╭─ WORKING DATA

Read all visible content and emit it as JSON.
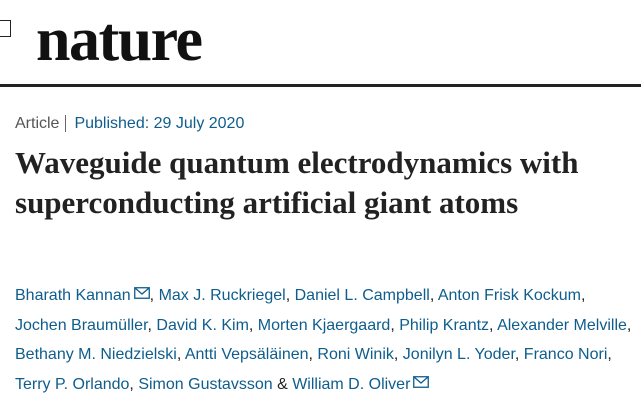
{
  "header": {
    "logo": "nature"
  },
  "article": {
    "type": "Article",
    "published": "Published: 29 July 2020",
    "title": "Waveguide quantum electrodynamics with superconducting artificial giant atoms",
    "separator": ",",
    "last_separator": "&",
    "authors": [
      "Bharath Kannan",
      "Max J. Ruckriegel",
      "Daniel L. Campbell",
      "Anton Frisk Kockum",
      "Jochen Braumüller",
      "David K. Kim",
      "Morten Kjaergaard",
      "Philip Krantz",
      "Alexander Melville",
      "Bethany M. Niedzielski",
      "Antti Vepsäläinen",
      "Roni Winik",
      "Jonilyn L. Yoder",
      "Franco Nori",
      "Terry P. Orlando",
      "Simon Gustavsson",
      "William D. Oliver"
    ],
    "corresponding": [
      0,
      16
    ]
  }
}
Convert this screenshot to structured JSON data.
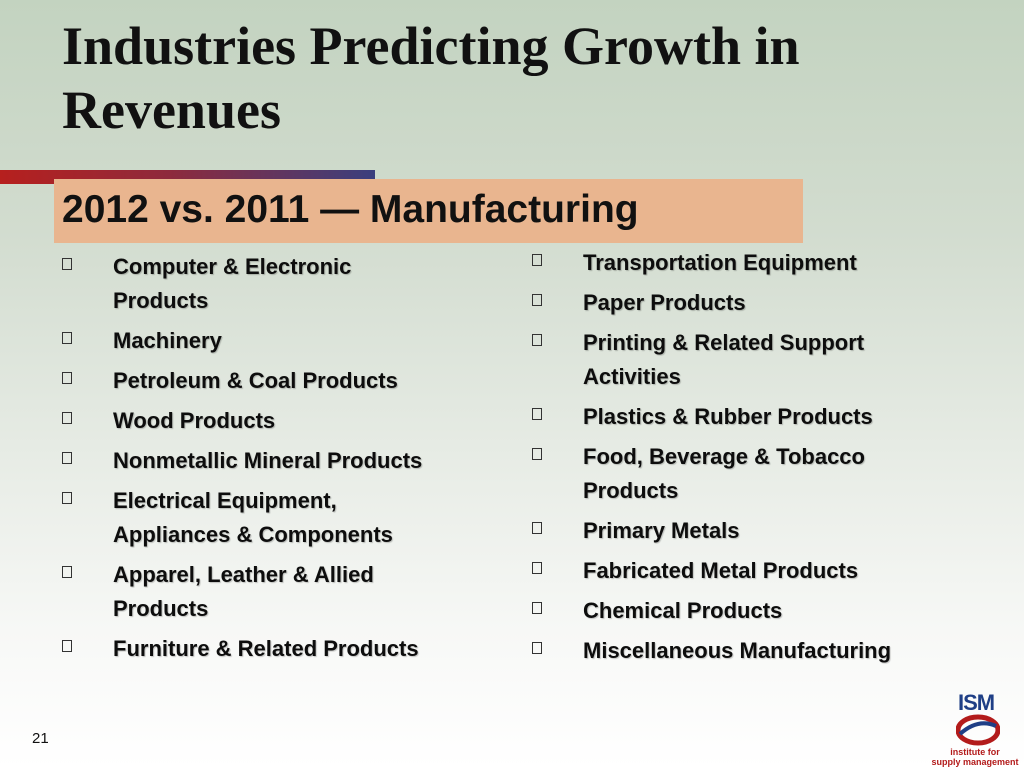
{
  "slide": {
    "title_line1": "Industries Predicting Growth in",
    "title_line2": "Revenues",
    "subtitle": "2012 vs. 2011 — Manufacturing",
    "slide_number": "21"
  },
  "left_column": [
    {
      "line1": "Computer & Electronic",
      "line2": "Products"
    },
    {
      "line1": "Machinery",
      "line2": ""
    },
    {
      "line1": "Petroleum & Coal Products",
      "line2": ""
    },
    {
      "line1": "Wood Products",
      "line2": ""
    },
    {
      "line1": "Nonmetallic Mineral Products",
      "line2": ""
    },
    {
      "line1": "Electrical Equipment,",
      "line2": "Appliances & Components"
    },
    {
      "line1": "Apparel, Leather & Allied",
      "line2": "Products"
    },
    {
      "line1": "Furniture & Related Products",
      "line2": ""
    }
  ],
  "right_column": [
    {
      "line1": "Transportation Equipment",
      "line2": ""
    },
    {
      "line1": "Paper Products",
      "line2": ""
    },
    {
      "line1": "Printing & Related Support",
      "line2": "Activities"
    },
    {
      "line1": "Plastics & Rubber Products",
      "line2": ""
    },
    {
      "line1": "Food, Beverage & Tobacco",
      "line2": "Products"
    },
    {
      "line1": "Primary Metals",
      "line2": ""
    },
    {
      "line1": "Fabricated Metal Products",
      "line2": ""
    },
    {
      "line1": "Chemical Products",
      "line2": ""
    },
    {
      "line1": "Miscellaneous Manufacturing",
      "line2": ""
    }
  ],
  "logo": {
    "mark": "ISM",
    "line1": "institute for",
    "line2": "supply management"
  },
  "colors": {
    "title_accent_red": "#b6201e",
    "title_accent_navy": "#3a3f7e",
    "subtitle_box": "#e9b58f",
    "logo_navy": "#1f3f86",
    "logo_red": "#b31b1b"
  },
  "icons": {
    "bullet": "square-bullet-icon",
    "logo": "ism-logo-icon"
  }
}
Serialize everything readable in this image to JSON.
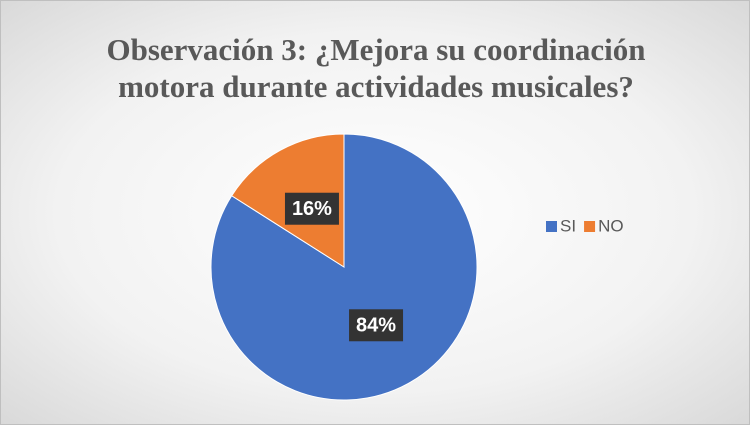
{
  "chart_data": {
    "type": "pie",
    "title": "Observación 3: ¿Mejora su coordinación motora durante actividades musicales?",
    "categories": [
      "SI",
      "NO"
    ],
    "values": [
      84,
      16
    ],
    "value_labels": [
      "84%",
      "16%"
    ],
    "colors": [
      "#4472c4",
      "#ed7d31"
    ],
    "legend": "right"
  }
}
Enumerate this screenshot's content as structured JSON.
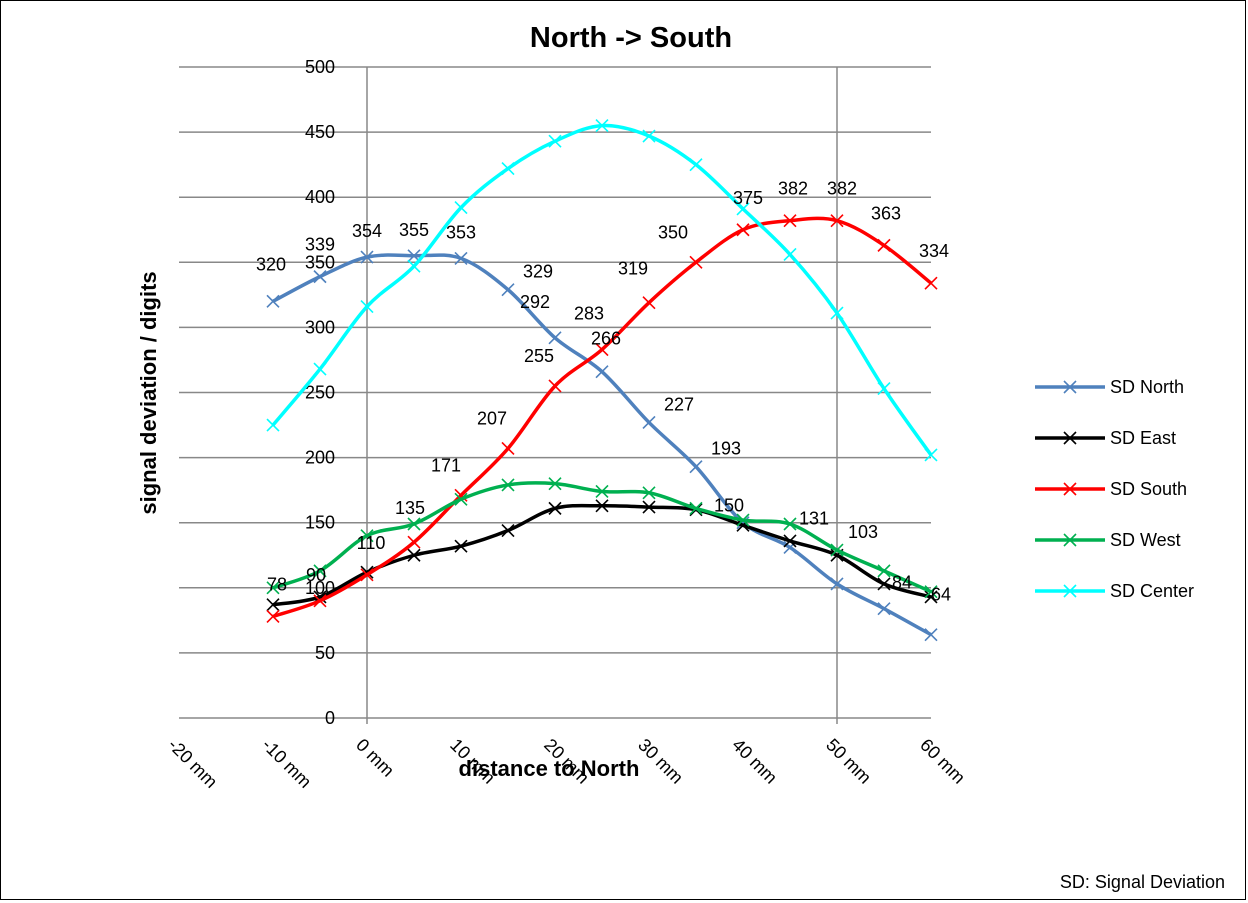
{
  "chart_data": {
    "type": "line",
    "title": "North -> South",
    "xlabel": "distance to North",
    "ylabel": "signal deviation / digits",
    "footnote": "SD: Signal Deviation",
    "xlim": [
      -20,
      60
    ],
    "ylim": [
      0,
      500
    ],
    "x_ticks": [
      -20,
      -10,
      0,
      10,
      20,
      30,
      40,
      50,
      60
    ],
    "x_tick_labels": [
      "-20 mm",
      "-10 mm",
      "0 mm",
      "10 mm",
      "20 mm",
      "30 mm",
      "40 mm",
      "50 mm",
      "60 mm"
    ],
    "y_ticks": [
      0,
      50,
      100,
      150,
      200,
      250,
      300,
      350,
      400,
      450,
      500
    ],
    "y_tick_labels": [
      "0",
      "50",
      "100",
      "150",
      "200",
      "250",
      "300",
      "350",
      "400",
      "450",
      "500"
    ],
    "grid": "horizontal major gridlines; vertical lines at 0 mm and 50 mm",
    "legend_position": "right",
    "x": [
      -10,
      -5,
      0,
      5,
      10,
      15,
      20,
      25,
      30,
      35,
      40,
      45,
      50,
      55,
      60
    ],
    "series": [
      {
        "name": "SD North",
        "color": "#4F81BD",
        "values": [
          320,
          339,
          354,
          355,
          353,
          329,
          292,
          266,
          227,
          193,
          150,
          131,
          103,
          84,
          64
        ]
      },
      {
        "name": "SD East",
        "color": "#000000",
        "values": [
          87,
          93,
          112,
          125,
          132,
          144,
          161,
          163,
          162,
          160,
          148,
          136,
          125,
          103,
          93
        ]
      },
      {
        "name": "SD South",
        "color": "#FF0000",
        "values": [
          78,
          90,
          110,
          135,
          171,
          207,
          255,
          283,
          319,
          350,
          375,
          382,
          382,
          363,
          334
        ]
      },
      {
        "name": "SD West",
        "color": "#00B050",
        "values": [
          100,
          113,
          140,
          149,
          168,
          179,
          180,
          174,
          173,
          161,
          152,
          149,
          129,
          113,
          97
        ]
      },
      {
        "name": "SD Center",
        "color": "#00FFFF",
        "values": [
          225,
          268,
          316,
          347,
          392,
          422,
          443,
          455,
          447,
          425,
          391,
          356,
          311,
          253,
          202
        ]
      }
    ],
    "data_labels": [
      {
        "series": "SD North",
        "values": [
          "320",
          "339",
          "354",
          "355",
          "353",
          "329",
          "292",
          "266",
          "227",
          "193",
          "150",
          "131",
          "103",
          "84",
          "64"
        ]
      },
      {
        "series": "SD South",
        "values": [
          "78",
          "90",
          "110",
          "135",
          "171",
          "207",
          "255",
          "283",
          "319",
          "350",
          "375",
          "382",
          "382",
          "363",
          "334"
        ]
      }
    ]
  }
}
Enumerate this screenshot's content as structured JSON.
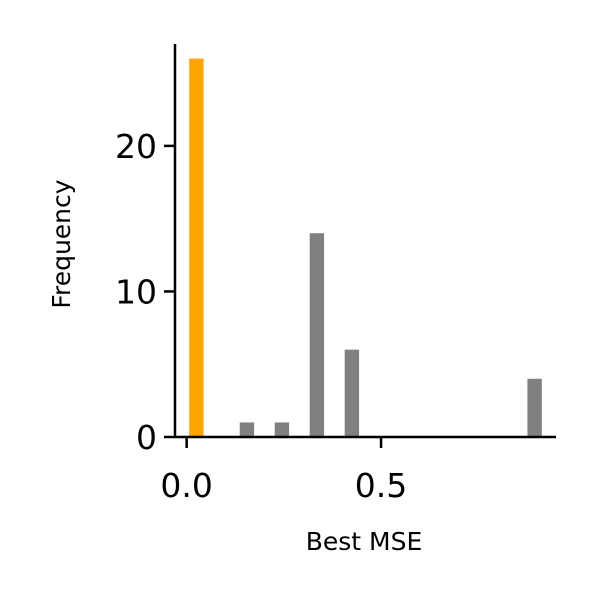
{
  "chart_data": {
    "type": "bar",
    "title": "",
    "xlabel": "Best MSE",
    "ylabel": "Frequency",
    "xlim": [
      -0.03,
      0.95
    ],
    "ylim": [
      0,
      27
    ],
    "x_ticks": [
      0.0,
      0.5
    ],
    "x_tick_labels": [
      "0.0",
      "0.5"
    ],
    "y_ticks": [
      0,
      10,
      20
    ],
    "y_tick_labels": [
      "0",
      "10",
      "20"
    ],
    "bar_width": 0.037,
    "grid": false,
    "legend": "none",
    "bars": [
      {
        "x": 0.025,
        "value": 26,
        "color": "#ffa500"
      },
      {
        "x": 0.155,
        "value": 1,
        "color": "#808080"
      },
      {
        "x": 0.245,
        "value": 1,
        "color": "#808080"
      },
      {
        "x": 0.335,
        "value": 14,
        "color": "#808080"
      },
      {
        "x": 0.425,
        "value": 6,
        "color": "#808080"
      },
      {
        "x": 0.895,
        "value": 4,
        "color": "#808080"
      }
    ]
  }
}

╰─

→ STATED PROBLEM
Repeat the listing in full and exactly. Do not include any images.

→ ANSWER BELOW
Read all visible content and emit it as JSON.
{
  "header": {
    "logo": "nature"
  },
  "article": {
    "type": "Article",
    "published": "Published: 29 July 2020",
    "title": "Waveguide quantum electrodynamics with superconducting artificial giant atoms",
    "separator": ",",
    "last_separator": "&",
    "authors": [
      "Bharath Kannan",
      "Max J. Ruckriegel",
      "Daniel L. Campbell",
      "Anton Frisk Kockum",
      "Jochen Braumüller",
      "David K. Kim",
      "Morten Kjaergaard",
      "Philip Krantz",
      "Alexander Melville",
      "Bethany M. Niedzielski",
      "Antti Vepsäläinen",
      "Roni Winik",
      "Jonilyn L. Yoder",
      "Franco Nori",
      "Terry P. Orlando",
      "Simon Gustavsson",
      "William D. Oliver"
    ],
    "corresponding": [
      0,
      16
    ]
  }
}
Convert this screenshot to structured JSON data.
{
  "slide": {
    "title_line1": "Industries Predicting Growth in",
    "title_line2": "Revenues",
    "subtitle": "2012 vs. 2011 — Manufacturing",
    "slide_number": "21"
  },
  "left_column": [
    {
      "line1": "Computer & Electronic",
      "line2": "Products"
    },
    {
      "line1": "Machinery",
      "line2": ""
    },
    {
      "line1": "Petroleum & Coal Products",
      "line2": ""
    },
    {
      "line1": "Wood Products",
      "line2": ""
    },
    {
      "line1": "Nonmetallic Mineral Products",
      "line2": ""
    },
    {
      "line1": "Electrical Equipment,",
      "line2": "Appliances & Components"
    },
    {
      "line1": "Apparel, Leather & Allied",
      "line2": "Products"
    },
    {
      "line1": "Furniture & Related Products",
      "line2": ""
    }
  ],
  "right_column": [
    {
      "line1": "Transportation Equipment",
      "line2": ""
    },
    {
      "line1": "Paper Products",
      "line2": ""
    },
    {
      "line1": "Printing & Related Support",
      "line2": "Activities"
    },
    {
      "line1": "Plastics & Rubber Products",
      "line2": ""
    },
    {
      "line1": "Food, Beverage & Tobacco",
      "line2": "Products"
    },
    {
      "line1": "Primary Metals",
      "line2": ""
    },
    {
      "line1": "Fabricated Metal Products",
      "line2": ""
    },
    {
      "line1": "Chemical Products",
      "line2": ""
    },
    {
      "line1": "Miscellaneous Manufacturing",
      "line2": ""
    }
  ],
  "logo": {
    "mark": "ISM",
    "line1": "institute for",
    "line2": "supply management"
  },
  "colors": {
    "title_accent_red": "#b6201e",
    "title_accent_navy": "#3a3f7e",
    "subtitle_box": "#e9b58f",
    "logo_navy": "#1f3f86",
    "logo_red": "#b31b1b"
  },
  "icons": {
    "bullet": "square-bullet-icon",
    "logo": "ism-logo-icon"
  }
}
Serialize everything readable in this image to JSON.
{
  "chart_data": {
    "type": "pie",
    "title": "Observación 3: ¿Mejora su coordinación motora durante actividades musicales?",
    "categories": [
      "SI",
      "NO"
    ],
    "values": [
      84,
      16
    ],
    "value_labels": [
      "84%",
      "16%"
    ],
    "colors": [
      "#4472c4",
      "#ed7d31"
    ],
    "legend": "right"
  }
}
Enumerate this screenshot's content as structured JSON.
{
  "chart_data": {
    "type": "line",
    "title": "North -> South",
    "xlabel": "distance to North",
    "ylabel": "signal deviation / digits",
    "footnote": "SD: Signal Deviation",
    "xlim": [
      -20,
      60
    ],
    "ylim": [
      0,
      500
    ],
    "x_ticks": [
      -20,
      -10,
      0,
      10,
      20,
      30,
      40,
      50,
      60
    ],
    "x_tick_labels": [
      "-20 mm",
      "-10 mm",
      "0 mm",
      "10 mm",
      "20 mm",
      "30 mm",
      "40 mm",
      "50 mm",
      "60 mm"
    ],
    "y_ticks": [
      0,
      50,
      100,
      150,
      200,
      250,
      300,
      350,
      400,
      450,
      500
    ],
    "y_tick_labels": [
      "0",
      "50",
      "100",
      "150",
      "200",
      "250",
      "300",
      "350",
      "400",
      "450",
      "500"
    ],
    "grid": "horizontal major gridlines; vertical lines at 0 mm and 50 mm",
    "legend_position": "right",
    "x": [
      -10,
      -5,
      0,
      5,
      10,
      15,
      20,
      25,
      30,
      35,
      40,
      45,
      50,
      55,
      60
    ],
    "series": [
      {
        "name": "SD North",
        "color": "#4F81BD",
        "values": [
          320,
          339,
          354,
          355,
          353,
          329,
          292,
          266,
          227,
          193,
          150,
          131,
          103,
          84,
          64
        ]
      },
      {
        "name": "SD East",
        "color": "#000000",
        "values": [
          87,
          93,
          112,
          125,
          132,
          144,
          161,
          163,
          162,
          160,
          148,
          136,
          125,
          103,
          93
        ]
      },
      {
        "name": "SD South",
        "color": "#FF0000",
        "values": [
          78,
          90,
          110,
          135,
          171,
          207,
          255,
          283,
          319,
          350,
          375,
          382,
          382,
          363,
          334
        ]
      },
      {
        "name": "SD West",
        "color": "#00B050",
        "values": [
          100,
          113,
          140,
          149,
          168,
          179,
          180,
          174,
          173,
          161,
          152,
          149,
          129,
          113,
          97
        ]
      },
      {
        "name": "SD Center",
        "color": "#00FFFF",
        "values": [
          225,
          268,
          316,
          347,
          392,
          422,
          443,
          455,
          447,
          425,
          391,
          356,
          311,
          253,
          202
        ]
      }
    ],
    "data_labels": [
      {
        "series": "SD North",
        "values": [
          "320",
          "339",
          "354",
          "355",
          "353",
          "329",
          "292",
          "266",
          "227",
          "193",
          "150",
          "131",
          "103",
          "84",
          "64"
        ]
      },
      {
        "series": "SD South",
        "values": [
          "78",
          "90",
          "110",
          "135",
          "171",
          "207",
          "255",
          "283",
          "319",
          "350",
          "375",
          "382",
          "382",
          "363",
          "334"
        ]
      }
    ]
  }
}
Enumerate this screenshot's content as structured JSON.
{
  "chart_data": {
    "type": "bar",
    "title": "",
    "xlabel": "Best MSE",
    "ylabel": "Frequency",
    "xlim": [
      -0.03,
      0.95
    ],
    "ylim": [
      0,
      27
    ],
    "x_ticks": [
      0.0,
      0.5
    ],
    "x_tick_labels": [
      "0.0",
      "0.5"
    ],
    "y_ticks": [
      0,
      10,
      20
    ],
    "y_tick_labels": [
      "0",
      "10",
      "20"
    ],
    "bar_width": 0.037,
    "grid": false,
    "legend": "none",
    "bars": [
      {
        "x": 0.025,
        "value": 26,
        "color": "#ffa500"
      },
      {
        "x": 0.155,
        "value": 1,
        "color": "#808080"
      },
      {
        "x": 0.245,
        "value": 1,
        "color": "#808080"
      },
      {
        "x": 0.335,
        "value": 14,
        "color": "#808080"
      },
      {
        "x": 0.425,
        "value": 6,
        "color": "#808080"
      },
      {
        "x": 0.895,
        "value": 4,
        "color": "#808080"
      }
    ]
  }
}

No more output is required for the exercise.